- **ENTRIES PROVIDED**
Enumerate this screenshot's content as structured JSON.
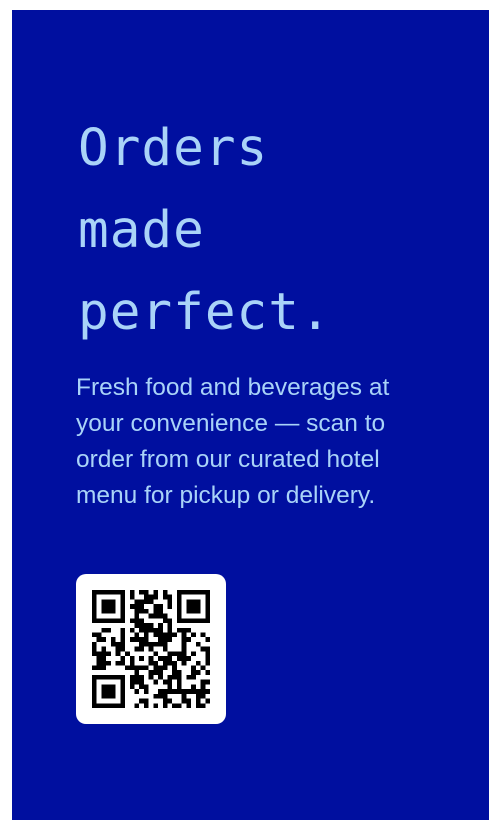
{
  "poster": {
    "headline_lines": [
      "Orders",
      "made",
      "perfect."
    ],
    "body_lines": [
      "Fresh food and beverages at",
      "your convenience — scan to",
      "order from our curated hotel",
      "menu for pickup or delivery."
    ],
    "qr_icon": "qr-code-icon"
  },
  "colors": {
    "background": "#000f9f",
    "text": "#a9d3f8",
    "qr_card": "#ffffff",
    "qr_modules": "#000000"
  }
}
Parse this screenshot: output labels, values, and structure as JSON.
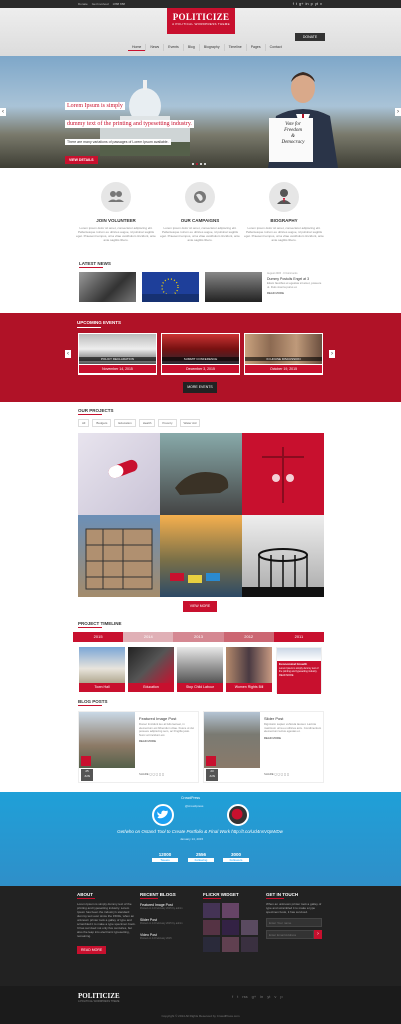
{
  "topbar": {
    "links": [
      "Donate",
      "Get Involved",
      "1888 888"
    ],
    "social": [
      "f",
      "t",
      "g+",
      "in",
      "p",
      "yt",
      "v"
    ]
  },
  "header": {
    "logo": "POLITICIZE",
    "tagline": "A POLITICAL WORDPRESS THEME",
    "donate": "DONATE",
    "nav": [
      "Home",
      "News",
      "Events",
      "Blog",
      "Biography",
      "Timeline",
      "Pages",
      "Contact"
    ]
  },
  "hero": {
    "line1": "Lorem Ipsum is simply",
    "line2": "dummy text of the printing and typesetting industry.",
    "sub": "There are many variations of passages of Lorem Ipsum available.",
    "button": "VIEW DETAILS",
    "sign": [
      "Vote for",
      "Freedom",
      "&",
      "Democracy"
    ]
  },
  "features": [
    {
      "title": "JOIN VOLUNTEER",
      "text": "Lorem ipsum dolor sit amet, consectetur adipiscing elit. Pellentesque rutrum eu ultrices augue, id pulvinar sagittis eget. Praesent tempus, urna vitae vestibulum tincidunt, ante ante sagittis libero."
    },
    {
      "title": "OUR CAMPAIGNS",
      "text": "Lorem ipsum dolor sit amet, consectetur adipiscing elit. Pellentesque rutrum eu ultrices augue, id pulvinar sagittis eget. Praesent tempus, urna vitae vestibulum tincidunt, ante ante sagittis libero."
    },
    {
      "title": "BIOGRAPHY",
      "text": "Lorem ipsum dolor sit amet, consectetur adipiscing elit. Pellentesque rutrum eu ultrices augue, id pulvinar sagittis eget. Praesent tempus, urna vitae vestibulum tincidunt, ante ante sagittis libero."
    }
  ],
  "news": {
    "title": "LATEST NEWS",
    "meta": "August 2015",
    "comments": "0 Comments",
    "headline": "Dummy Postulis Engel at 3",
    "text": "Etiam faucibus et egestas sit amet, posuere ut. Duis viverra purus et.",
    "more": "READ MORE"
  },
  "events": {
    "title": "UPCOMING EVENTS",
    "more": "MORE EVENTS",
    "items": [
      {
        "label": "POLICY DECLARATION",
        "date": "November 14, 2015"
      },
      {
        "label": "SUMMIT CONFERENCE",
        "date": "December 3, 2015"
      },
      {
        "label": "IN HOUSE DISCUSSION",
        "date": "October 19, 2015"
      }
    ]
  },
  "projects": {
    "title": "OUR PROJECTS",
    "filters": [
      "All",
      "Budgets",
      "Education",
      "Health",
      "Poverty",
      "Water Aid"
    ],
    "more": "VIEW MORE"
  },
  "timeline": {
    "title": "PROJECT TIMELINE",
    "years": [
      "2015",
      "2014",
      "2013",
      "2012",
      "2011"
    ],
    "items": [
      "Town Hall",
      "Education",
      "Stop Child Labour",
      "Women Rights Bill"
    ],
    "feature": {
      "title": "Economical Growth",
      "text": "Lorem Ipsum is simply dummy text of the printing and typesetting industry.",
      "more": "READ MORE"
    }
  },
  "blog": {
    "title": "BLOG POSTS",
    "posts": [
      {
        "title": "Featured Image Post",
        "day": "25",
        "month": "JUN",
        "text": "Donec tincidunt leo at felis laoreet, in elementum est bibendum vitae. Fusce ut dui posuere adipiscing sem, ac fringilla justo. Nunc at tincidunt est.",
        "more": "READ MORE",
        "share": "SHARE"
      },
      {
        "title": "Slider Post",
        "day": "23",
        "month": "JUN",
        "text": "Dignissim sapien vehicula laoreet. Lacinia maximum urna eu ultrices arcu. Condimentum elementum lectus egestas et.",
        "more": "READ MORE",
        "share": "SHARE"
      }
    ]
  },
  "twitter": {
    "handle": "CrowdPress",
    "user": "@crowdpress",
    "tweet": "Get/who on Ostand Tool to Create Portfolio & Final Work http://t.co/Ud4nsV0pWDw",
    "date": "January 14, 2015",
    "stats": [
      {
        "n": "12000",
        "l": "Tweets"
      },
      {
        "n": "2556",
        "l": "Following"
      },
      {
        "n": "3000",
        "l": "Followers"
      }
    ]
  },
  "footer": {
    "about": {
      "title": "ABOUT",
      "text": "Lorem Ipsum is simply dummy text of the printing and typesetting industry. Lorem Ipsum has been the industry's standard dummy text ever since the 1500s, when an unknown printer took a galley of type and scrambled it to make a type specimen book. It has survived not only five centuries, but also the leap into electronic typesetting, remaining.",
      "more": "READ MORE"
    },
    "blogs": {
      "title": "RECENT BLOGS",
      "items": [
        {
          "t": "Featured Image Post",
          "d": "Posted on 14 February 2015 by admin"
        },
        {
          "t": "Slider Post",
          "d": "Posted on 14 February 2015 by admin"
        },
        {
          "t": "Video Post",
          "d": "Posted on 14 February 2015"
        }
      ]
    },
    "flickr": {
      "title": "FLICKR WIDGET"
    },
    "contact": {
      "title": "GET IN TOUCH",
      "text": "When an unknown printer took a galley of type and scrambled it to make a type specimen book, it has survived.",
      "name_ph": "Enter Your name",
      "email_ph": "Enter Email Address"
    }
  },
  "bottom": {
    "logo": "POLITICIZE",
    "tagline": "A POLITICAL WORDPRESS THEME",
    "copy": "Copyright © 2014 All Rights Reserved by CrowdPress.com",
    "social": [
      "f",
      "t",
      "rss",
      "g+",
      "in",
      "yt",
      "v",
      "p"
    ]
  }
}
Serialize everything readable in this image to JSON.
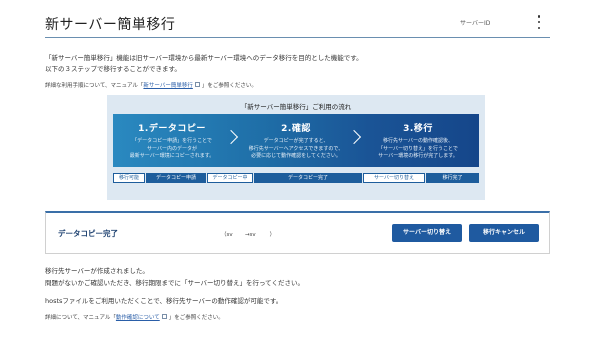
{
  "header": {
    "title": "新サーバー簡単移行",
    "server_id_label": "サーバーID"
  },
  "intro": {
    "line1": "「新サーバー簡単移行」機能は旧サーバー環境から最新サーバー環境へのデータ移行を目的とした機能です。",
    "line2": "以下の３ステップで移行することができます。"
  },
  "manual_note": {
    "prefix": "詳細な利用手順について、マニュアル「",
    "link": "新サーバー簡単移行",
    "suffix": "」をご参照ください。"
  },
  "flow": {
    "title": "「新サーバー簡単移行」ご利用の流れ",
    "steps": [
      {
        "title": "1.データコピー",
        "desc": "「データコピー申請」を行うことで\nサーバー内のデータが\n最新サーバー環境にコピーされます。"
      },
      {
        "title": "2.確認",
        "desc": "データコピーが完了すると、\n移行先サーバーへアクセスできますので、\n必要に応じて動作確認をしてください。"
      },
      {
        "title": "3.移行",
        "desc": "移行先サーバーの動作確認後、\n「サーバー切り替え」を行うことで\nサーバー環境の移行が完了します。"
      }
    ],
    "bar": [
      "移行可能",
      "データコピー申請",
      "データコピー中",
      "データコピー完了",
      "サーバー切り替え",
      "移行完了"
    ]
  },
  "status": {
    "label": "データコピー完了",
    "server_range": "（sv       →sv        ）",
    "switch_button": "サーバー切り替え",
    "cancel_button": "移行キャンセル"
  },
  "after": {
    "line1": "移行先サーバーが作成されました。",
    "line2": "問題がないかご確認いただき、移行期限までに「サーバー切り替え」を行ってください。",
    "line3": "hostsファイルをご利用いただくことで、移行先サーバーの動作確認が可能です。",
    "manual_prefix": "詳細について、マニュアル「",
    "manual_link": "動作確認について",
    "manual_suffix": "」をご参照ください。"
  }
}
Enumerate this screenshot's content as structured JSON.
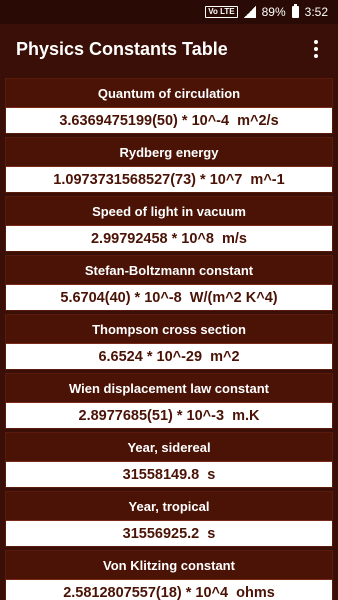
{
  "status_bar": {
    "network_badge": "Vo LTE",
    "battery": "89%",
    "time": "3:52"
  },
  "app_bar": {
    "title": "Physics Constants Table",
    "menu_icon": "overflow-menu-icon"
  },
  "constants": [
    {
      "name": "Quantum of circulation",
      "value": "3.6369475199(50) * 10^-4  m^2/s"
    },
    {
      "name": "Rydberg energy",
      "value": "1.0973731568527(73) * 10^7  m^-1"
    },
    {
      "name": "Speed of light in vacuum",
      "value": "2.99792458 * 10^8  m/s"
    },
    {
      "name": "Stefan-Boltzmann constant",
      "value": "5.6704(40) * 10^-8  W/(m^2 K^4)"
    },
    {
      "name": "Thompson cross section",
      "value": "6.6524 * 10^-29  m^2"
    },
    {
      "name": "Wien displacement law constant",
      "value": "2.8977685(51) * 10^-3  m.K"
    },
    {
      "name": "Year, sidereal",
      "value": "31558149.8  s"
    },
    {
      "name": "Year, tropical",
      "value": "31556925.2  s"
    },
    {
      "name": "Von Klitzing constant",
      "value": "2.5812807557(18) * 10^4  ohms"
    }
  ],
  "colors": {
    "app_bar": "#3a0f07",
    "card_header": "#4a1306",
    "value_text": "#4a1306",
    "card_body": "#ffffff"
  }
}
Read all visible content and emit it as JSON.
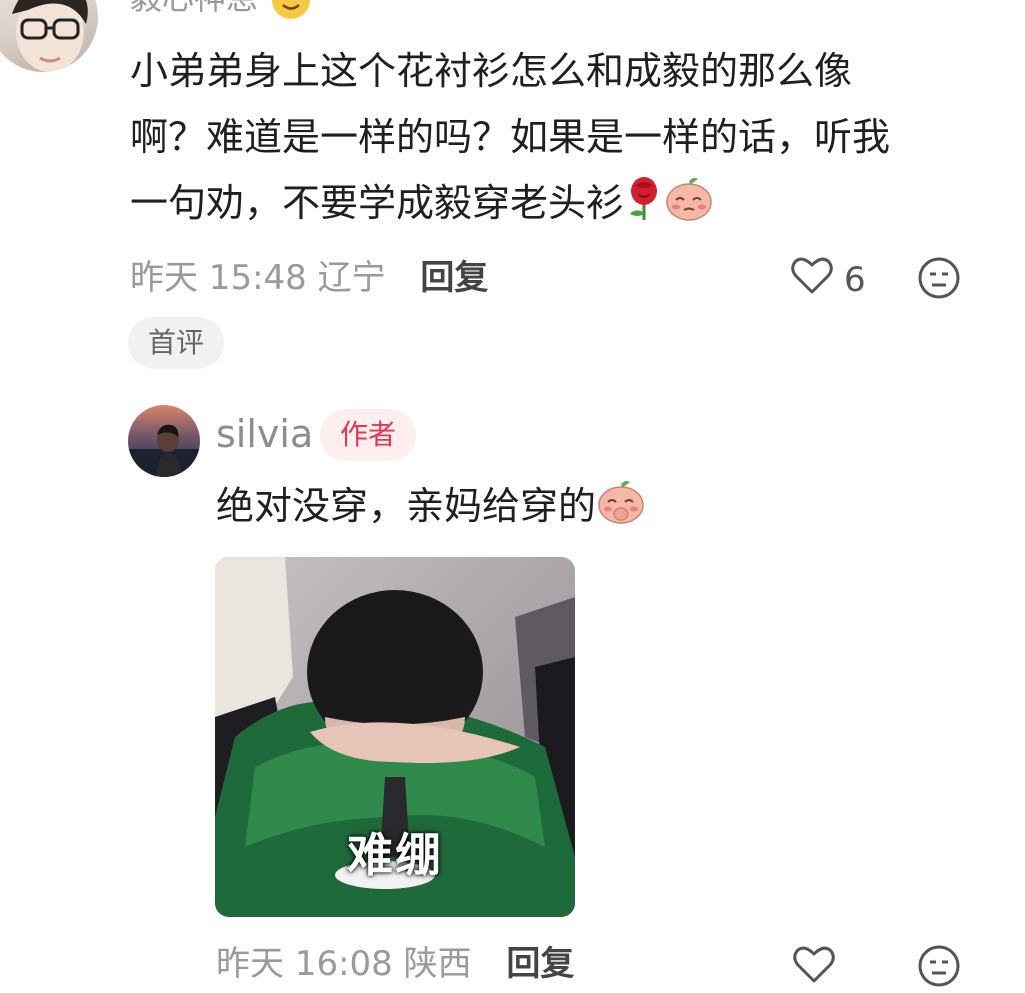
{
  "comment": {
    "username": "毅心神息",
    "text_line1": "小弟弟身上这个花衬衫怎么和成毅的那么像",
    "text_line2": "啊？难道是一样的吗？如果是一样的话，听我",
    "text_line3": "一句劝，不要学成毅穿老头衫",
    "time": "昨天 15:48",
    "location": "辽宁",
    "reply_label": "回复",
    "like_count": "6",
    "tag": "首评"
  },
  "reply": {
    "username": "silvia",
    "author_badge": "作者",
    "text": "绝对没穿，亲妈给穿的",
    "image_caption": "难绷",
    "time": "昨天 16:08",
    "location": "陕西",
    "reply_label": "回复"
  },
  "colors": {
    "meta_gray": "#9a9a9a",
    "author_red": "#e3384f",
    "author_bg": "#fdeef0",
    "tag_bg": "#f1f1f1"
  },
  "icons": [
    "smile-emoji-icon",
    "rose-emoji-icon",
    "peach-face-emoji-icon",
    "heart-outline-icon",
    "dislike-face-icon"
  ]
}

- **PROBLEM TO SOLVE**
Locate the string "date" in the listing above and copy every line where it occurs.

- **REPLY**
        "date": "November 14, 2015"
        "date": "December 3, 2015"
        "date": "October 19, 2015"
    "date": "January 14, 2015",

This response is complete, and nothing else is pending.